> [DATA PROVIDED]:
#####
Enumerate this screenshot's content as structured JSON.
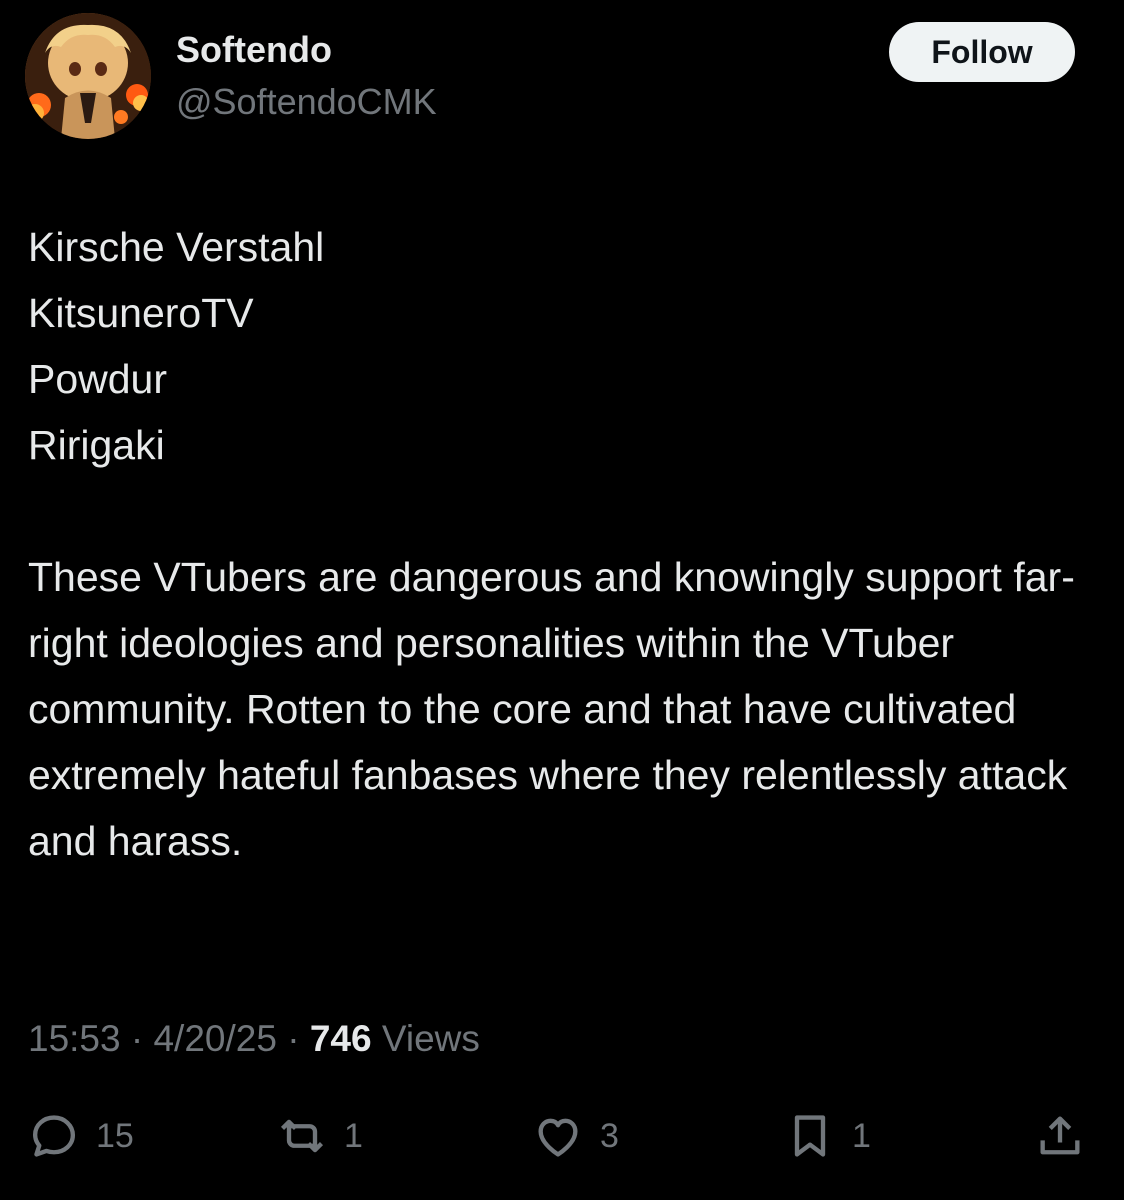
{
  "author": {
    "display_name": "Softendo",
    "handle": "@SoftendoCMK"
  },
  "follow_label": "Follow",
  "body": {
    "lines": [
      "Kirsche Verstahl",
      "KitsuneroTV",
      "Powdur",
      "Ririgaki"
    ],
    "paragraph": "These VTubers are dangerous and knowingly support far-right ideologies and personalities within the VTuber community. Rotten to the core and that have cultivated extremely hateful fanbases where they relentlessly attack and harass."
  },
  "meta": {
    "time": "15:53",
    "date": "4/20/25",
    "views_count": "746",
    "views_label": "Views",
    "separator": "·"
  },
  "actions": {
    "reply_count": "15",
    "repost_count": "1",
    "like_count": "3",
    "bookmark_count": "1",
    "icons": [
      "reply-icon",
      "repost-icon",
      "like-icon",
      "bookmark-icon",
      "share-icon"
    ]
  },
  "colors": {
    "background": "#000000",
    "primary_text": "#e7e9ea",
    "secondary_text": "#71767b",
    "follow_bg": "#eff3f4"
  }
}
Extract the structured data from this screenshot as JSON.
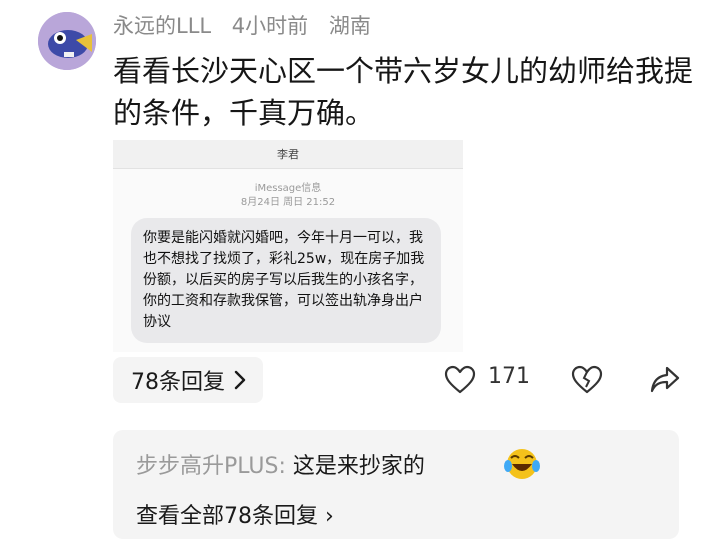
{
  "comment": {
    "username": "永远的LLL",
    "time": "4小时前",
    "location": "湖南",
    "text": "看看长沙天心区一个带六岁女儿的幼师给我提的条件，千真万确。"
  },
  "screenshot": {
    "contact_name": "李君",
    "service": "iMessage信息",
    "datetime": "8月24日 周日 21:52",
    "message": "你要是能闪婚就闪婚吧，今年十月一可以，我也不想找了找烦了，彩礼25w，现在房子加我份额，以后买的房子写以后我生的小孩名字，你的工资和存款我保管，可以签出轨净身出户协议"
  },
  "actions": {
    "replies_label": "78条回复",
    "like_count": "171"
  },
  "top_reply": {
    "username": "步步高升PLUS",
    "separator": ": ",
    "text": "这是来抄家的",
    "view_all": "查看全部78条回复"
  },
  "colors": {
    "avatar_bg": "#b9a6d9",
    "muted_text": "#8a8a8a",
    "bubble_bg": "#e9e9eb"
  },
  "icons": [
    "avatar-icon",
    "chevron-right-icon",
    "heart-icon",
    "broken-heart-icon",
    "share-icon",
    "laugh-cry-emoji"
  ]
}
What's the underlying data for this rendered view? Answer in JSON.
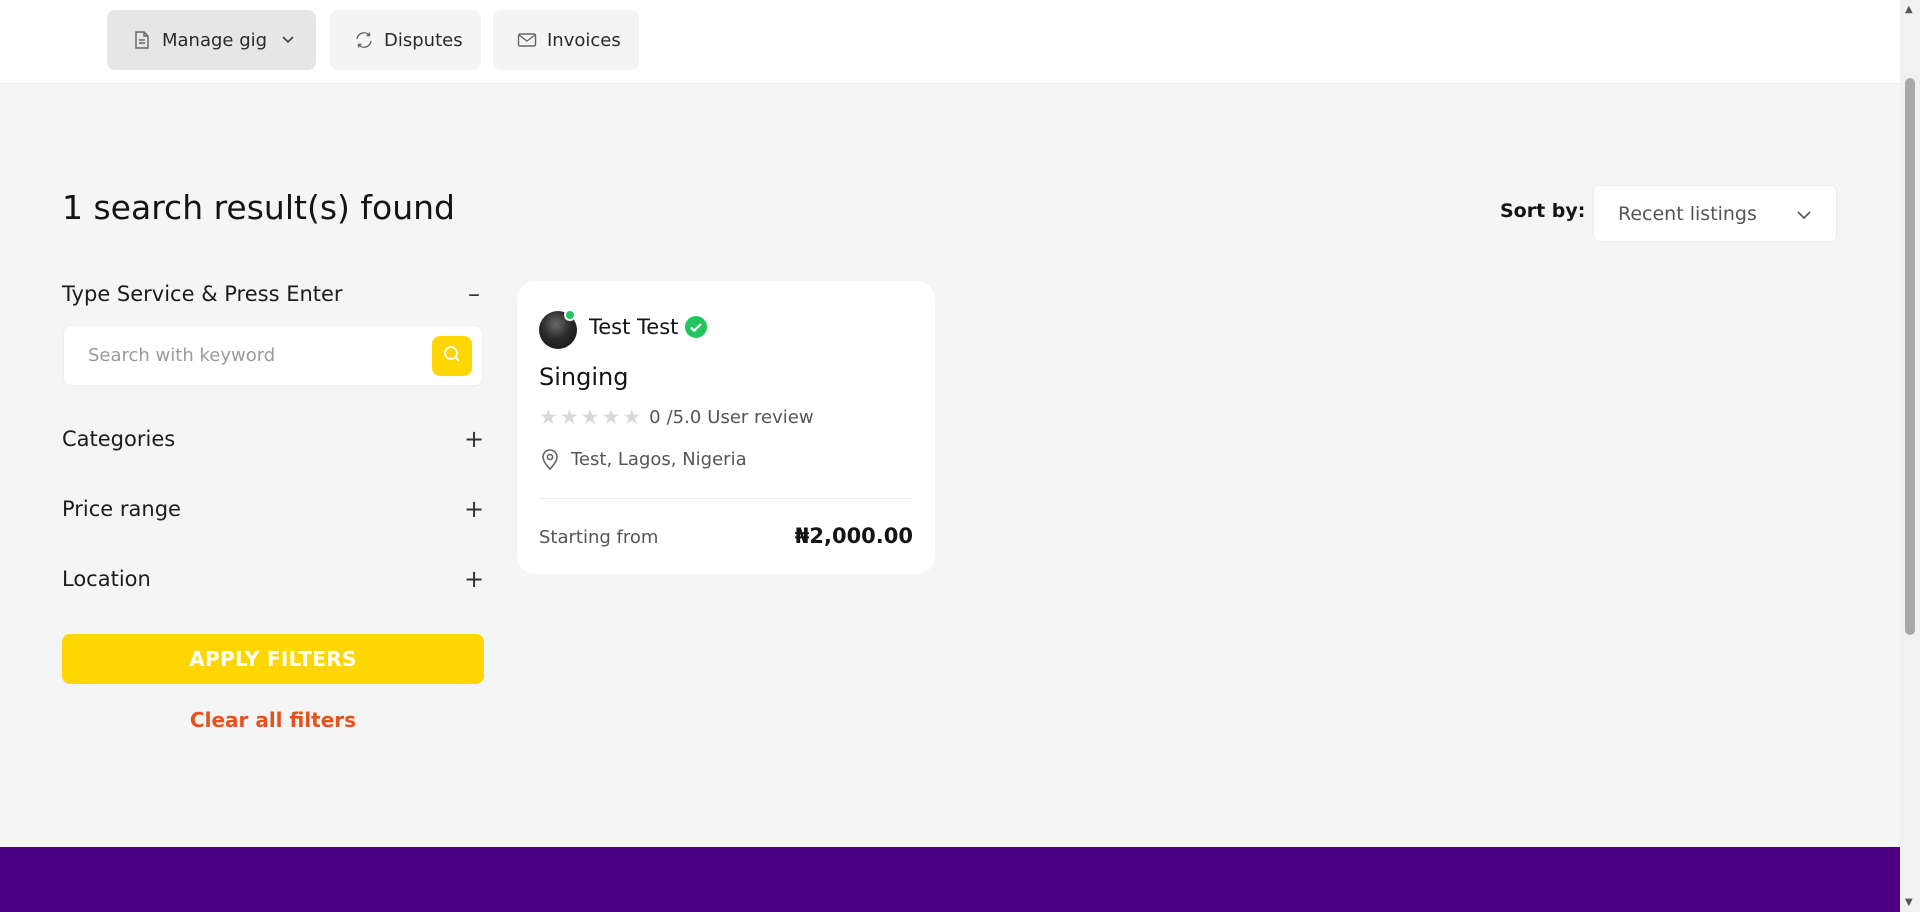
{
  "nav": {
    "tabs": [
      {
        "label": "Manage gig",
        "icon": "document-icon",
        "has_dropdown": true,
        "active": true
      },
      {
        "label": "Disputes",
        "icon": "refresh-icon"
      },
      {
        "label": "Invoices",
        "icon": "envelope-icon"
      }
    ]
  },
  "results": {
    "title": "1 search result(s) found"
  },
  "sort": {
    "label": "Sort by:",
    "selected": "Recent listings"
  },
  "filters": {
    "search_title": "Type Service & Press Enter",
    "search_placeholder": "Search with keyword",
    "categories_label": "Categories",
    "price_label": "Price range",
    "location_label": "Location",
    "apply_label": "APPLY FILTERS",
    "clear_label": "Clear all filters",
    "collapse_symbol": "–",
    "expand_symbol": "+"
  },
  "listing": {
    "seller": "Test Test",
    "title": "Singing",
    "rating_value": "0",
    "rating_max": "/5.0",
    "rating_label": "User review",
    "stars_filled": 0,
    "stars_total": 5,
    "location": "Test, Lagos, Nigeria",
    "price_label": "Starting from",
    "price": "₦2,000.00"
  },
  "colors": {
    "accent": "#ffd600",
    "clear": "#e8511c",
    "footer": "#4b0082",
    "verified": "#22c55e"
  }
}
#####
> [GOAL]: Copy each line of the records precisely and drop any images they hold.

> [THE REPLY]:
Enumerate this screenshot's content as structured JSON.
{
  "author": {
    "display_name": "Softendo",
    "handle": "@SoftendoCMK"
  },
  "follow_label": "Follow",
  "body": {
    "lines": [
      "Kirsche Verstahl",
      "KitsuneroTV",
      "Powdur",
      "Ririgaki"
    ],
    "paragraph": "These VTubers are dangerous and knowingly support far-right ideologies and personalities within the VTuber community. Rotten to the core and that have cultivated extremely hateful fanbases where they relentlessly attack and harass."
  },
  "meta": {
    "time": "15:53",
    "date": "4/20/25",
    "views_count": "746",
    "views_label": "Views",
    "separator": "·"
  },
  "actions": {
    "reply_count": "15",
    "repost_count": "1",
    "like_count": "3",
    "bookmark_count": "1",
    "icons": [
      "reply-icon",
      "repost-icon",
      "like-icon",
      "bookmark-icon",
      "share-icon"
    ]
  },
  "colors": {
    "background": "#000000",
    "primary_text": "#e7e9ea",
    "secondary_text": "#71767b",
    "follow_bg": "#eff3f4"
  }
}
Extract the structured data from this screenshot as JSON.
{
  "comment": {
    "username": "永远的LLL",
    "time": "4小时前",
    "location": "湖南",
    "text": "看看长沙天心区一个带六岁女儿的幼师给我提的条件，千真万确。"
  },
  "screenshot": {
    "contact_name": "李君",
    "service": "iMessage信息",
    "datetime": "8月24日 周日 21:52",
    "message": "你要是能闪婚就闪婚吧，今年十月一可以，我也不想找了找烦了，彩礼25w，现在房子加我份额，以后买的房子写以后我生的小孩名字，你的工资和存款我保管，可以签出轨净身出户协议"
  },
  "actions": {
    "replies_label": "78条回复",
    "like_count": "171"
  },
  "top_reply": {
    "username": "步步高升PLUS",
    "separator": ": ",
    "text": "这是来抄家的",
    "view_all": "查看全部78条回复"
  },
  "colors": {
    "avatar_bg": "#b9a6d9",
    "muted_text": "#8a8a8a",
    "bubble_bg": "#e9e9eb"
  },
  "icons": [
    "avatar-icon",
    "chevron-right-icon",
    "heart-icon",
    "broken-heart-icon",
    "share-icon",
    "laugh-cry-emoji"
  ]
}
What's the underlying data for this rendered view? Answer in JSON.
{
  "nav": {
    "tabs": [
      {
        "label": "Manage gig",
        "icon": "document-icon",
        "has_dropdown": true,
        "active": true
      },
      {
        "label": "Disputes",
        "icon": "refresh-icon"
      },
      {
        "label": "Invoices",
        "icon": "envelope-icon"
      }
    ]
  },
  "results": {
    "title": "1 search result(s) found"
  },
  "sort": {
    "label": "Sort by:",
    "selected": "Recent listings"
  },
  "filters": {
    "search_title": "Type Service & Press Enter",
    "search_placeholder": "Search with keyword",
    "categories_label": "Categories",
    "price_label": "Price range",
    "location_label": "Location",
    "apply_label": "APPLY FILTERS",
    "clear_label": "Clear all filters",
    "collapse_symbol": "–",
    "expand_symbol": "+"
  },
  "listing": {
    "seller": "Test Test",
    "title": "Singing",
    "rating_value": "0",
    "rating_max": "/5.0",
    "rating_label": "User review",
    "stars_filled": 0,
    "stars_total": 5,
    "location": "Test, Lagos, Nigeria",
    "price_label": "Starting from",
    "price": "₦2,000.00"
  },
  "colors": {
    "accent": "#ffd600",
    "clear": "#e8511c",
    "footer": "#4b0082",
    "verified": "#22c55e"
  }
}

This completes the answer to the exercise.